--- begin Provided data ---

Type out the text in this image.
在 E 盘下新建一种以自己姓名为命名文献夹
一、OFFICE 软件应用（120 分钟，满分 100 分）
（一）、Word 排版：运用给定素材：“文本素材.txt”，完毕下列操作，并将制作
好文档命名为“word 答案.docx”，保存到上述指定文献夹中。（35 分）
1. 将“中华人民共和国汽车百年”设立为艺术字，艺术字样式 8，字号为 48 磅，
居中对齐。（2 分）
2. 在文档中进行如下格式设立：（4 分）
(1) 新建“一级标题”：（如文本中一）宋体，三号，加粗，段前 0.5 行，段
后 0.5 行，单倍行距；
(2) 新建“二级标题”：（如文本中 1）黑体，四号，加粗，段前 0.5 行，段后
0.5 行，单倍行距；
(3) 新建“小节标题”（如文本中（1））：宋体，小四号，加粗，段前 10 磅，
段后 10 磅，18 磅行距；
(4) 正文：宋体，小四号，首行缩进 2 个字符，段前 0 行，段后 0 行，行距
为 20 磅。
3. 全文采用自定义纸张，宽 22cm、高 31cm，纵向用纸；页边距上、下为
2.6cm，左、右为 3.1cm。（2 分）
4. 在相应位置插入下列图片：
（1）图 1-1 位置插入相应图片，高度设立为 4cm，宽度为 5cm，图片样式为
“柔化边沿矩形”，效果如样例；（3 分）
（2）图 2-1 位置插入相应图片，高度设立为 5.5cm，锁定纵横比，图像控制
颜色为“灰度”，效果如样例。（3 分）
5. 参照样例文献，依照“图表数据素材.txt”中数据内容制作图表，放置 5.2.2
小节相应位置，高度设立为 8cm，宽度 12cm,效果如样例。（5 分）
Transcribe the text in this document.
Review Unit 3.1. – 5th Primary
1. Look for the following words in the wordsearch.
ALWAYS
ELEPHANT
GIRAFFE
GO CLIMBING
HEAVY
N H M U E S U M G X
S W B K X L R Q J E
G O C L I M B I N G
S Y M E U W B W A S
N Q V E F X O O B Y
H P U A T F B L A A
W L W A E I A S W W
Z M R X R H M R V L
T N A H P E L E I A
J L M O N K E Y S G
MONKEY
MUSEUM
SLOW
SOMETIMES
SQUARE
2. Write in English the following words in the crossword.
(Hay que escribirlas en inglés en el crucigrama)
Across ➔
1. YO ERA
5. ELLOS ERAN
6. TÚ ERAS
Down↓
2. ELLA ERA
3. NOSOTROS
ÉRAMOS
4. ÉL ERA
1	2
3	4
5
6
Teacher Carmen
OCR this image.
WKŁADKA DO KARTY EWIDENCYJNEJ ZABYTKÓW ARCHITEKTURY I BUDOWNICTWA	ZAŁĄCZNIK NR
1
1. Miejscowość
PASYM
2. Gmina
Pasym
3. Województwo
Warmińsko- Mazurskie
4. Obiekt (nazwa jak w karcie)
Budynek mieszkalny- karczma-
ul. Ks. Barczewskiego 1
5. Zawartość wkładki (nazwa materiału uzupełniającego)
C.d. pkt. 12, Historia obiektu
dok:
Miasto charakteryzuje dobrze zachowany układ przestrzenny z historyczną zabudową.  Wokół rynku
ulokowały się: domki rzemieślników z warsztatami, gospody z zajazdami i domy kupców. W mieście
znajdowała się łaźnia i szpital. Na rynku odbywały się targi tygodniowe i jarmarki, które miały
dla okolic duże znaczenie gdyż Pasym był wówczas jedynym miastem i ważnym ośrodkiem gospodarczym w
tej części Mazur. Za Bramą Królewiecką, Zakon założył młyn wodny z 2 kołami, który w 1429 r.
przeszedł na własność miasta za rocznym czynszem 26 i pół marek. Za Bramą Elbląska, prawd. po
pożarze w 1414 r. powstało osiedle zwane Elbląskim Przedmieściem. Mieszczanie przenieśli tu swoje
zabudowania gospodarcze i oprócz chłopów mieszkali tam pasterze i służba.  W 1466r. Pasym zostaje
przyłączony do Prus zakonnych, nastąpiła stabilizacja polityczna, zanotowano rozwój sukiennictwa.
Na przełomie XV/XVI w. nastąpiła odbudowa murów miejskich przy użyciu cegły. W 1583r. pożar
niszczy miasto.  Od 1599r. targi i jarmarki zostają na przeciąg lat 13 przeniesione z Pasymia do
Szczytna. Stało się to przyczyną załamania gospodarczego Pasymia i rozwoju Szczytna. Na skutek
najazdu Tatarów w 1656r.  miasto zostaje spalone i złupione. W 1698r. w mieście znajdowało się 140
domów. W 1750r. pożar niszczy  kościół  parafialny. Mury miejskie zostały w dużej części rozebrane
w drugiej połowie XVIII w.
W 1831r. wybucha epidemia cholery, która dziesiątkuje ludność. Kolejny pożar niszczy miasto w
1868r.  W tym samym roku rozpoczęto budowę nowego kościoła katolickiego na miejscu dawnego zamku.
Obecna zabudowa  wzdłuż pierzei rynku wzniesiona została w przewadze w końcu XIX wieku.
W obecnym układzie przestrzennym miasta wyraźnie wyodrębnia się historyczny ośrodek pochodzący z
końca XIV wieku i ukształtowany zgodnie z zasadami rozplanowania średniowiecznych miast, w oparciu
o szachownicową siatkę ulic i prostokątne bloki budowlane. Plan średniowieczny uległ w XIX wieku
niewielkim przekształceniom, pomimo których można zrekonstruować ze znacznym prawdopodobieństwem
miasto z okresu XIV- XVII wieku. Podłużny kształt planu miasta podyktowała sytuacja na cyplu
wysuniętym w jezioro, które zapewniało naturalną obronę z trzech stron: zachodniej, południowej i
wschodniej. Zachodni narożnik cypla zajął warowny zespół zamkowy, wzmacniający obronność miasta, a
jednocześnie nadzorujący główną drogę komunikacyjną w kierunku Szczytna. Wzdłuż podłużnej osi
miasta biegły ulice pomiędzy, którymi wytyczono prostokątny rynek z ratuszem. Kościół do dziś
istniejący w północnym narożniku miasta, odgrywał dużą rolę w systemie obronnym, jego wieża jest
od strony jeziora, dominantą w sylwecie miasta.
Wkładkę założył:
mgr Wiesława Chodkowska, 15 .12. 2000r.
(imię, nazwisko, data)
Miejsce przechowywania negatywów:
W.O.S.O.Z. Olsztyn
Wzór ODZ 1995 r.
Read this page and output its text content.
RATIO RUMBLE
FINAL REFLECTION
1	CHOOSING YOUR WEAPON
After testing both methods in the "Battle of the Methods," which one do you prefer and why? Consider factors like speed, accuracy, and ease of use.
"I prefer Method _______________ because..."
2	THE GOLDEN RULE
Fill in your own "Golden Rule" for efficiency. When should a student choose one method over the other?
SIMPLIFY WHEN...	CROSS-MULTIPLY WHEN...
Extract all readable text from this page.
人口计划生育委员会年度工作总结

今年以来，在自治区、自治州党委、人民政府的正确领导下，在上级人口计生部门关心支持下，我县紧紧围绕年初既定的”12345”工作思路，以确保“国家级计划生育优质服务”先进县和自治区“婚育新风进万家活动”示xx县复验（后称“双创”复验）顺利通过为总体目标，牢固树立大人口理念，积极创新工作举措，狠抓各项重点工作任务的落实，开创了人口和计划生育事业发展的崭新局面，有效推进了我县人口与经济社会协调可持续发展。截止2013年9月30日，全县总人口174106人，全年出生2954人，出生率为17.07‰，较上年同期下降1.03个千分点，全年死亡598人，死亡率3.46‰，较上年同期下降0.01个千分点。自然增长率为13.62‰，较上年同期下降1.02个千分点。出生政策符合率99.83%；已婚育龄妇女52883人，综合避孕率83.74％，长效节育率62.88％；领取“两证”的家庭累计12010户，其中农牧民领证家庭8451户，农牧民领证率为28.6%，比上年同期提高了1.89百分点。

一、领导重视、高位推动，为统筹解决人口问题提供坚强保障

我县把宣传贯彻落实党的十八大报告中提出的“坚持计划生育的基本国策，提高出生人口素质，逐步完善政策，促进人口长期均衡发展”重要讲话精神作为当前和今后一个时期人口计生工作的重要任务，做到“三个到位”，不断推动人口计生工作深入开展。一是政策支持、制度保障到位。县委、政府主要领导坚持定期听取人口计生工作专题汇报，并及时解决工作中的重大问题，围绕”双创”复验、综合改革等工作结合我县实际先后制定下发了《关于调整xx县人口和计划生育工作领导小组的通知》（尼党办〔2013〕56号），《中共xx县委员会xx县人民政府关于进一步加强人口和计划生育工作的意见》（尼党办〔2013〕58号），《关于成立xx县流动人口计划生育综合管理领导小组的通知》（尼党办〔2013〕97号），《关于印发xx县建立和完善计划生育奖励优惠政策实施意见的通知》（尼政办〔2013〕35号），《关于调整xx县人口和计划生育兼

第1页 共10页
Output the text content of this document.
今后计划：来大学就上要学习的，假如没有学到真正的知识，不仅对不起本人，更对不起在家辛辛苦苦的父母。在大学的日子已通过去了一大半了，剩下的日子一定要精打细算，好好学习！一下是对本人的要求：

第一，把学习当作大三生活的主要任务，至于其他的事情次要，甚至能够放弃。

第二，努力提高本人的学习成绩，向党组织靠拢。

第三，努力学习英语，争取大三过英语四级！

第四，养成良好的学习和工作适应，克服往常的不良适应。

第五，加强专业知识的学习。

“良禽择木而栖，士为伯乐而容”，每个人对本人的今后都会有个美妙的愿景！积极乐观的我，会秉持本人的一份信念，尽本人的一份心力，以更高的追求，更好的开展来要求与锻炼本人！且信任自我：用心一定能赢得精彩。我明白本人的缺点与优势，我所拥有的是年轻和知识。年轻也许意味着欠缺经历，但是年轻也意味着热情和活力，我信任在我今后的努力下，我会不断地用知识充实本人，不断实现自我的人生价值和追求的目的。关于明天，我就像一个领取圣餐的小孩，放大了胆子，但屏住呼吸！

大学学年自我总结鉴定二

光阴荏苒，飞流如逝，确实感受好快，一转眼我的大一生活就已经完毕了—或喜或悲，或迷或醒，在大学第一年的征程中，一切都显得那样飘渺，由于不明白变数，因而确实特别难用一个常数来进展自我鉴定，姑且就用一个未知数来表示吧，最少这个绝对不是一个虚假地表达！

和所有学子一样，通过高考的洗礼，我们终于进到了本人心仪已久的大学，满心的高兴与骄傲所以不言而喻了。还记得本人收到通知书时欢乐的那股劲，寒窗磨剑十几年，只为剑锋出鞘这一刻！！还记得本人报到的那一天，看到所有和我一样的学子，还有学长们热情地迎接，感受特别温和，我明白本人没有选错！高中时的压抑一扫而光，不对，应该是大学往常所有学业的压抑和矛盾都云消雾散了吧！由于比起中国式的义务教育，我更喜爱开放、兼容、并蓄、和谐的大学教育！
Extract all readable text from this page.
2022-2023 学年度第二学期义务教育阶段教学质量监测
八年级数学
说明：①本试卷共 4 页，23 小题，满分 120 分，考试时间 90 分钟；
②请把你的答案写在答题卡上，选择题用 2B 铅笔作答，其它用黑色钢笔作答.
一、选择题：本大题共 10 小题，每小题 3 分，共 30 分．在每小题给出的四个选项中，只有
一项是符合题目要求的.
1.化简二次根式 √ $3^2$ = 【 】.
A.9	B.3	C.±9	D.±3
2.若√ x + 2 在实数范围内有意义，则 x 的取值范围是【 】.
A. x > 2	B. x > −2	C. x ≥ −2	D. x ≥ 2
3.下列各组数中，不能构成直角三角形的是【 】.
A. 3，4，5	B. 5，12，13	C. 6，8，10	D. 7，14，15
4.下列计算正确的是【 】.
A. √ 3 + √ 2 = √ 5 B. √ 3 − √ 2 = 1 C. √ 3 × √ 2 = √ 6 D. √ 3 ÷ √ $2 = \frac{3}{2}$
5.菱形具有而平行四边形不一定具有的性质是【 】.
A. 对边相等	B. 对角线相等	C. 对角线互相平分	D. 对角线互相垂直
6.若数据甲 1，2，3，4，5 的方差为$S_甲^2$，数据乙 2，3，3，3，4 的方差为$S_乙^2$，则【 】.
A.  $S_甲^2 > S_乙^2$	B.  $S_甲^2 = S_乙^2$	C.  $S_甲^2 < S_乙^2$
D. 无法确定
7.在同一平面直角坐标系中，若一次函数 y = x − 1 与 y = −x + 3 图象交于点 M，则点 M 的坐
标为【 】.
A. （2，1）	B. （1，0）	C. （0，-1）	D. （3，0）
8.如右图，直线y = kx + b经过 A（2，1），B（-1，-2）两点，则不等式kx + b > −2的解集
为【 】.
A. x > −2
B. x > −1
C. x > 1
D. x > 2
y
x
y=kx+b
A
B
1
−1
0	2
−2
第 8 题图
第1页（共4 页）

--- end Provided data ---

# The request
Identify and copy all lines with the word "niszczy".

# Reply
niszczy miasto.  Od 1599r. targi i jarmarki zostają na przeciąg lat 13 przeniesione z Pasymia do
domów. W 1750r. pożar niszczy  kościół  parafialny. Mury miejskie zostały w dużej części rozebrane
W 1831r. wybucha epidemia cholery, która dziesiątkuje ludność. Kolejny pożar niszczy miasto w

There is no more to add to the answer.